Review the material line by line. Identify and copy every line that contains the string "ylabel".

*SUPPLIED DATA*.
________________________

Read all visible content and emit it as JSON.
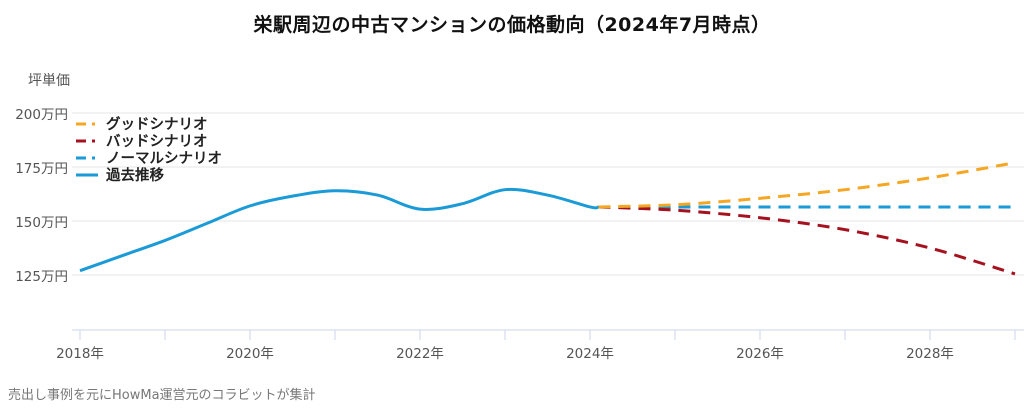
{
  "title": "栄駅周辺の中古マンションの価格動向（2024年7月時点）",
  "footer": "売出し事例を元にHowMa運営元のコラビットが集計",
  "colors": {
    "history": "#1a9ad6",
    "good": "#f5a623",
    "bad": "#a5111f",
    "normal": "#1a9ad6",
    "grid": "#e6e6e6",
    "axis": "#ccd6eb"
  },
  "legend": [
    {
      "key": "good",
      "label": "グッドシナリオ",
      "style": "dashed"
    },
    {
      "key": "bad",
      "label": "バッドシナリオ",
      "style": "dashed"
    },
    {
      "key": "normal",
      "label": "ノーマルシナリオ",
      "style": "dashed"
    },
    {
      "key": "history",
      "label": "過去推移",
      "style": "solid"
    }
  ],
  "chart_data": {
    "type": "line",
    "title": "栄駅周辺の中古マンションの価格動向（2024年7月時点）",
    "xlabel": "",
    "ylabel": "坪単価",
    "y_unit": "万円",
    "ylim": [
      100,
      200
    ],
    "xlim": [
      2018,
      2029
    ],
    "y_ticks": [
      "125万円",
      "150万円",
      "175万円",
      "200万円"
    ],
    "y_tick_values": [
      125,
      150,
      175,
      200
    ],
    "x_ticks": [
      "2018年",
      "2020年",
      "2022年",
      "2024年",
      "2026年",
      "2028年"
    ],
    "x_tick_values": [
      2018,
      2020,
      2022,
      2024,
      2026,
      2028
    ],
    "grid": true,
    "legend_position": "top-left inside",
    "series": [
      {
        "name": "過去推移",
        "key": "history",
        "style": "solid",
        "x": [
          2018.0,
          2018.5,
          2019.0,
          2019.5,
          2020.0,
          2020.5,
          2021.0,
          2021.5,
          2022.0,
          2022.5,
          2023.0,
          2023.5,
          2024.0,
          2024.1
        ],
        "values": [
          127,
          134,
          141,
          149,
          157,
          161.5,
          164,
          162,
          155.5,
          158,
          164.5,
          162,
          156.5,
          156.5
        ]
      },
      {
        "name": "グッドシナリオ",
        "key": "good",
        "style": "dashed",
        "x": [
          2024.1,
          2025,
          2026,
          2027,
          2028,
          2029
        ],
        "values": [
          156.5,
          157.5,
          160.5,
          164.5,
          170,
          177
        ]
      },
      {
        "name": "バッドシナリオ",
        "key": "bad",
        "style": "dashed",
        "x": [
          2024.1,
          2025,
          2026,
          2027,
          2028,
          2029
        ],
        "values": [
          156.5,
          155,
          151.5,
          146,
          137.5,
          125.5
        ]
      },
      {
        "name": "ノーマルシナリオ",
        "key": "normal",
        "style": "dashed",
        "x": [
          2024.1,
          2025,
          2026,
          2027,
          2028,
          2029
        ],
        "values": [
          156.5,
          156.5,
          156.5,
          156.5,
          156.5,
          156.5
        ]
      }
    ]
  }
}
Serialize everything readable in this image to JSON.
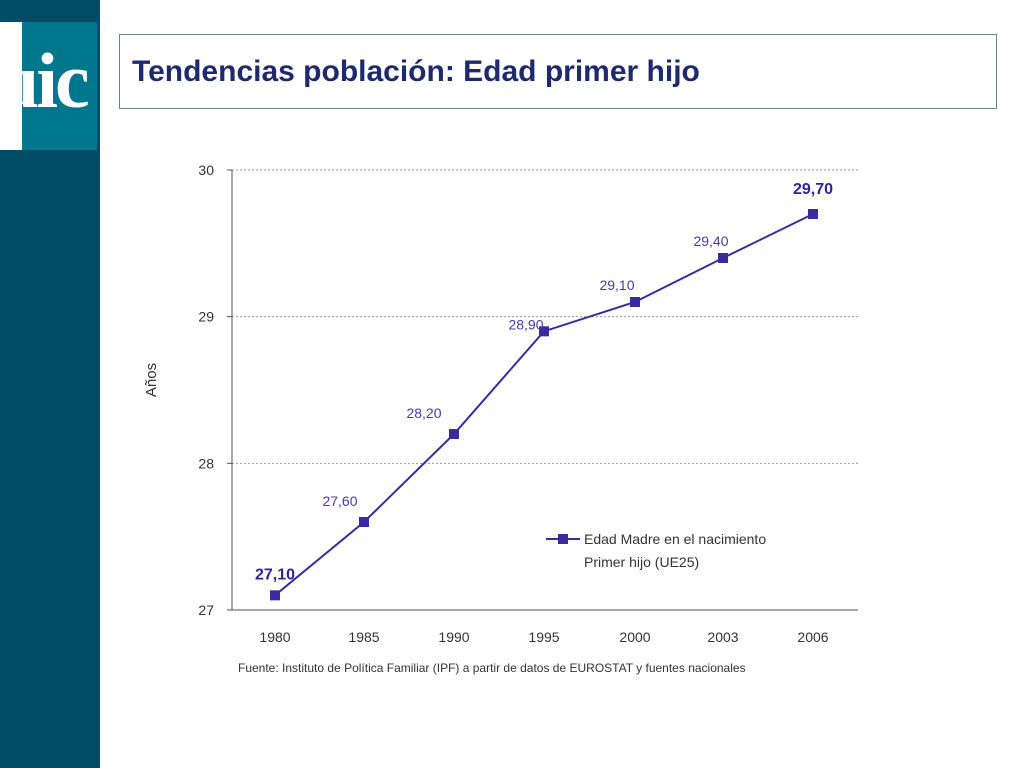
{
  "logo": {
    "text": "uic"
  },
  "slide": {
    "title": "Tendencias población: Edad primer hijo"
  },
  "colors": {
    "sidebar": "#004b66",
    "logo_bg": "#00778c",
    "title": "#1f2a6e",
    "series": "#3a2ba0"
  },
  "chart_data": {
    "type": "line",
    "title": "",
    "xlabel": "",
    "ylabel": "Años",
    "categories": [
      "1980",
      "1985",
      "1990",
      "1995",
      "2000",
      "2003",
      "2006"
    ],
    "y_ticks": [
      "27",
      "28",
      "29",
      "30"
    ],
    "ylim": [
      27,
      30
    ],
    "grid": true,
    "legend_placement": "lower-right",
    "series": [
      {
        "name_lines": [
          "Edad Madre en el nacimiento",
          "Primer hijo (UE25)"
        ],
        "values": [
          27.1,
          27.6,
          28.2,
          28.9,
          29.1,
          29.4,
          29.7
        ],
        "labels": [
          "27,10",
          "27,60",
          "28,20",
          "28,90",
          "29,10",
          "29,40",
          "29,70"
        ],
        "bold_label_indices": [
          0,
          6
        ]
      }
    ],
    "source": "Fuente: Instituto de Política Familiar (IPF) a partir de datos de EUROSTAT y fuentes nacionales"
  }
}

________________________

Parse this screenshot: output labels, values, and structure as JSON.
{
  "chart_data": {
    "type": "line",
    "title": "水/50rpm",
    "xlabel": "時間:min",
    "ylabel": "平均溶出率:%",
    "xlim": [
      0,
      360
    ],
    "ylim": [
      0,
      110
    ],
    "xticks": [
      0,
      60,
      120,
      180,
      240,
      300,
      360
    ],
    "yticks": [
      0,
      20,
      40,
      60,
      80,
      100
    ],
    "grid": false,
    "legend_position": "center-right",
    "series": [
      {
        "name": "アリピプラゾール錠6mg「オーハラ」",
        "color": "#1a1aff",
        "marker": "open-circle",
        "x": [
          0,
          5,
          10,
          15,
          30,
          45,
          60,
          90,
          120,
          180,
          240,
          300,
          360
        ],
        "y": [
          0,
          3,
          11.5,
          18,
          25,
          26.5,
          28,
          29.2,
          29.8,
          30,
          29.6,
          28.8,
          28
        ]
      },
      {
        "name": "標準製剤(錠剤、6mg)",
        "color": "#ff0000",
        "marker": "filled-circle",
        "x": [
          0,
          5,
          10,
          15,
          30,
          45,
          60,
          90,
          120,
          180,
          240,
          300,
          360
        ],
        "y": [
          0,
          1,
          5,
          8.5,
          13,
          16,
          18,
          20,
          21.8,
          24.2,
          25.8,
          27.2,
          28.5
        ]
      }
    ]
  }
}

________________________

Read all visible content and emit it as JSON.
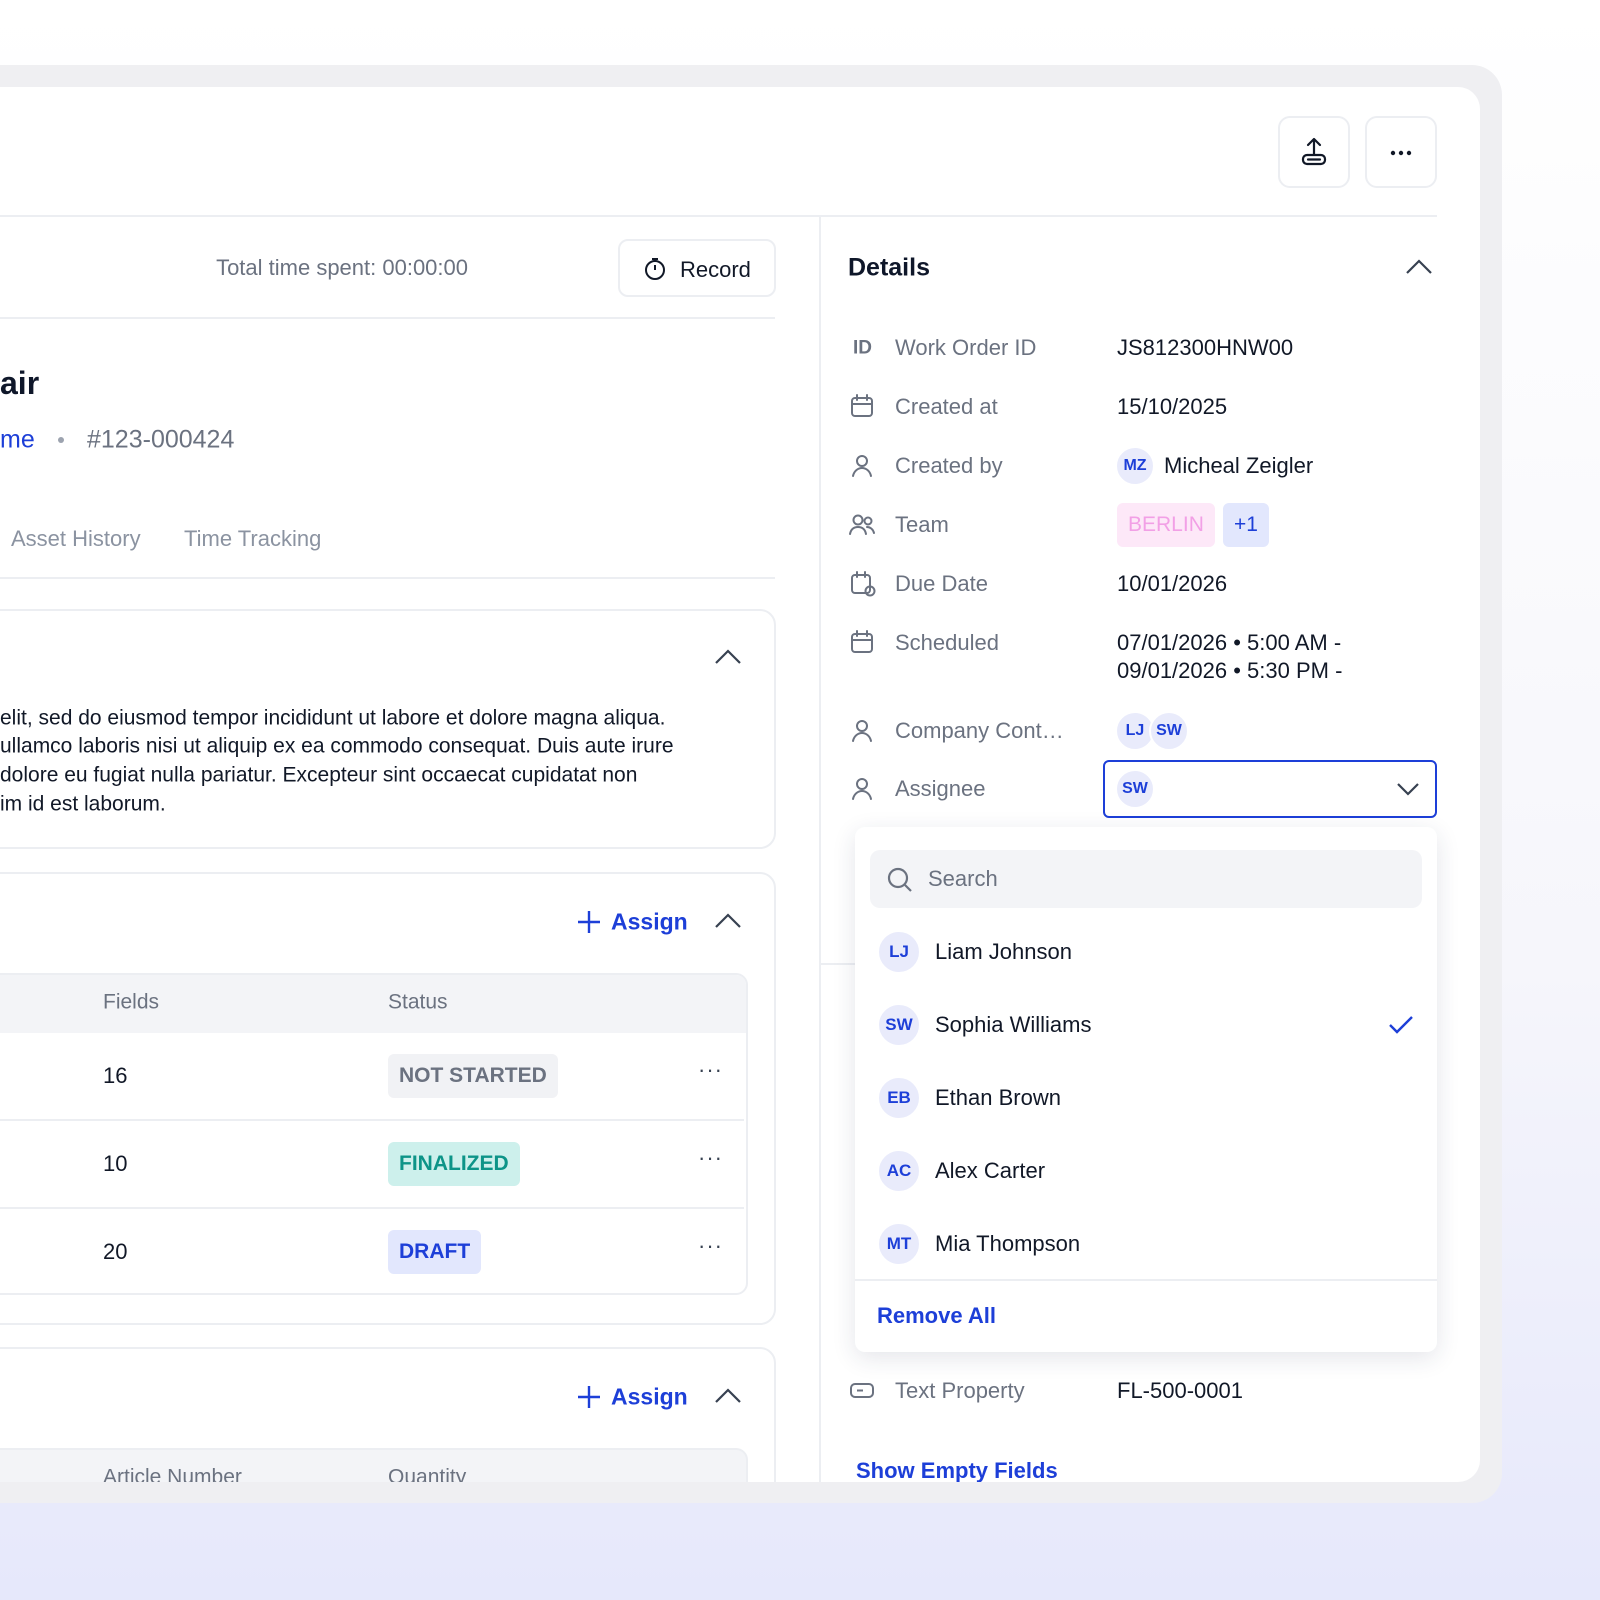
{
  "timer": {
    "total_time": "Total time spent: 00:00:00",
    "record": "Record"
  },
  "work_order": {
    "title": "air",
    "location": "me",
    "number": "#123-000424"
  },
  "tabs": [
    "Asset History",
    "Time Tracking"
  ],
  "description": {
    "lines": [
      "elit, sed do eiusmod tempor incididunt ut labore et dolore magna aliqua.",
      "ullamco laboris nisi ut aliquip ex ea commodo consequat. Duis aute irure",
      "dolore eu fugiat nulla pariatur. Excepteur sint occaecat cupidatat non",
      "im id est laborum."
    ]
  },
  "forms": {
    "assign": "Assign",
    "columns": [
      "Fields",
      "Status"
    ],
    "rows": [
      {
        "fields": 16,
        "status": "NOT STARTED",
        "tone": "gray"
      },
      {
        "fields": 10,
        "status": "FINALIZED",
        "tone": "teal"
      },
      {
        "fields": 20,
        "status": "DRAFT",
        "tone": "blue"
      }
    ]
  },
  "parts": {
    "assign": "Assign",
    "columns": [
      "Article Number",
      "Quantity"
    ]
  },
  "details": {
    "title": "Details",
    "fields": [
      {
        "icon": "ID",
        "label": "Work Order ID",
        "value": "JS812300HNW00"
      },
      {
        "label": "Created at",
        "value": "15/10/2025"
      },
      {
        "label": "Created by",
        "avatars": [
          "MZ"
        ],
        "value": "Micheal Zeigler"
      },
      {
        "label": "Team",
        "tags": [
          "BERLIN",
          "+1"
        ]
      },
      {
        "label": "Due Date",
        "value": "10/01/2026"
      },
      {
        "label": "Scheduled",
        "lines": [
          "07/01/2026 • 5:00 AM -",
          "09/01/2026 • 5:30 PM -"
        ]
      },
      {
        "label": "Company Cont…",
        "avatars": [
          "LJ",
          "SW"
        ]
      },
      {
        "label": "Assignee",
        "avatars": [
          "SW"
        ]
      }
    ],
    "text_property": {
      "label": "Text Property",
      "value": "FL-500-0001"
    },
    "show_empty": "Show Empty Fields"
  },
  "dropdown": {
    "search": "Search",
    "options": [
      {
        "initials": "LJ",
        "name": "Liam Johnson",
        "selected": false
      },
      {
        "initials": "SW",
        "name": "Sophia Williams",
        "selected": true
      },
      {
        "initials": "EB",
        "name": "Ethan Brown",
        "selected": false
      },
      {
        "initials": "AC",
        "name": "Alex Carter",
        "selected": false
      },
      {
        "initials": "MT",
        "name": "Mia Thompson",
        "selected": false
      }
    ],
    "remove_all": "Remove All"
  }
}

________________________

*WRITTEN REPLY*.
    "ylabel": "坪単価",
    "ylabel": "Años",
    "ylabel": "平均溶出率:%",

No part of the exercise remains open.